=== TEXTE DE L'EXERCICE ===
┌────────
DISPOSITIFS NON INVASIFS
Des ondes cérébrales pour épeler les mots
Si les aides à la parole futuristes nécessitent l’implantation d’électrodes dans le cerveau, d’autres solutions, non invasives, utilisent déjà l’électroencéphalogramme (EEG, voir le lexique ci-dessous). « La mesure est plus grossière que les implants intracérébraux, certes, mais plus facile à mettre en œuvre », explique Fabien Lotte, directeur de recherche au centre Inria de Bordeaux. Certaines interfaces cerveau-machine utilisent l’EEG pour aider les utilisateurs à épeler des mots. « L’une des techniques phares vise à détecter l’onde cérébrale P300, qui apparaît 300 millisecondes après un stimulus rare et attendu », poursuit Fabien Lotte. Si une personne regarde un alphabet défiler sur un écran, son cerveau émettra l’onde P300 lorsque la lettre cherchée apparaîtra et enverra l’information à l’algorithme qui écrit sous la dictée. L’inconvénient du système c’est le temps de détection, 12 secondes par lettre. La start-up néerlandaise MindAffect a peut-être trouvé la parade. Elle consiste à enregistrer l’activité du cortex visuel lorsque la personne regarde sur un écran les lettres de l’alphabet qui clignotent chacune selon un code particulier. « En détectant le code que le cortex visuel voit, le système reconnaît la lettre correspondante, explique Ivo de la Rive Box, fondateur et directeur de MindAffect. Après une minute d’entraînement seulement, le dispositif peut reconnaître chaque lettre en moins de 2 secondes ! » Fabien Lotte étudie désormais la manière de bien apprendre à se servir de ces systèmes d’expression d’un genre nouveau. C’est le projet Brain Conquest (conquête du cerveau) de l’ERC (European Research Council). Tout un programme !
└────────
=== MATÉRIEL EXTRAIT ===
┌────────
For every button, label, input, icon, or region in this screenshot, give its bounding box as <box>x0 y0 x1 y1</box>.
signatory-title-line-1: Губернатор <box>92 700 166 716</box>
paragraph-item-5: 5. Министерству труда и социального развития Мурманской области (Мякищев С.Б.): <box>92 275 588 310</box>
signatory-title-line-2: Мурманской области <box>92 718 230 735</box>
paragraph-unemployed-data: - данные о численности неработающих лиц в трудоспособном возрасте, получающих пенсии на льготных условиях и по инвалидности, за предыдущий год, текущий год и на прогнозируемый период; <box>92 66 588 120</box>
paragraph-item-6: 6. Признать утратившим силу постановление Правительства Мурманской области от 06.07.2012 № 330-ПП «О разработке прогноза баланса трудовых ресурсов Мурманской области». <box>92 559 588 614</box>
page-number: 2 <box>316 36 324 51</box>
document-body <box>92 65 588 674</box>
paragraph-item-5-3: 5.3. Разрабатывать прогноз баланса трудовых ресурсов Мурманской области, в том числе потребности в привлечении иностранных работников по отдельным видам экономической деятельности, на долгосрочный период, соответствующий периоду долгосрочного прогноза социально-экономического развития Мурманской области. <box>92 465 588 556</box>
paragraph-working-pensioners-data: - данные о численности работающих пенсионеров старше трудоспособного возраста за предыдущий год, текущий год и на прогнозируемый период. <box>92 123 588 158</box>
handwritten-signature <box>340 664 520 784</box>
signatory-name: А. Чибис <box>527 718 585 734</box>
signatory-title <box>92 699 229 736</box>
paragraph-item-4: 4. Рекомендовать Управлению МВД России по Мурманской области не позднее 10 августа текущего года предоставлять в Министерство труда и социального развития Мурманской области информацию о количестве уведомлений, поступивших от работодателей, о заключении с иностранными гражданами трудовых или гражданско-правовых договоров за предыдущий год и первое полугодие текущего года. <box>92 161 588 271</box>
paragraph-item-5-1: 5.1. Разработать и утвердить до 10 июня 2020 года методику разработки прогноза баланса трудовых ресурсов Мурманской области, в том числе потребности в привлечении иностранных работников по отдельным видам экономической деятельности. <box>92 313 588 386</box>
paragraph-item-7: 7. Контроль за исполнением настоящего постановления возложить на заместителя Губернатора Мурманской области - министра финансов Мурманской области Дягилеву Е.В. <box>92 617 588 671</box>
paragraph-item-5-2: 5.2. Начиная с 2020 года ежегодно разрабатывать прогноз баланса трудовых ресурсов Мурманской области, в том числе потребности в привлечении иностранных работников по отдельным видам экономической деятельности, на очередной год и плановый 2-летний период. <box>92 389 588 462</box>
└────────
=== ACTIONS À RÉALISER ===
**1.** Répondez en vous appuyant sur le texte consacré aux ondes cérébrales qui servent à épeler les mots.
(a) Combien de temps après un stimulus rare et attendu l'onde P300 apparaît-elle ?
(b) Quel temps de détection par lettre le système fondé sur l'onde P300 demande-t-il ?
(c) Quel est le nom du projet de l'ERC sur lequel travaille Fabien Lotte ?
**2.** Rédigez la suite du texte consacré aux ondes cérébrales qui servent à épeler les mots, à partir de sa dernière phrase.

=== RÉPONSES CI-DESSOUS ===
**1.**
(a) 300 millisecondes après le stimulus.
(b) 12 secondes par lettre.
(c) Brain Conquest (conquête du cerveau).

**2.**
Lexique
INTERFACE CERVEAU-MACHINE : Système de liaison directe entre un cerveau et un ordinateur, permettant à un individu d’effectuer des tâches sans passer par l’action des nerfs périphériques et des muscles.
EEG : Électroencéphalogramme, c’est l’enregistrement de l’activité des neurones du cortex (couche externe recouvrant les hémisphères du cerveau), réalisé avec des électrodes posées sur le cuir chevelu.
ECOG : Électrocorticogramme, c’est l’enregistrement de l’activité des neurones du cortex, réalisé par des électrodes posées directement sur le cerveau.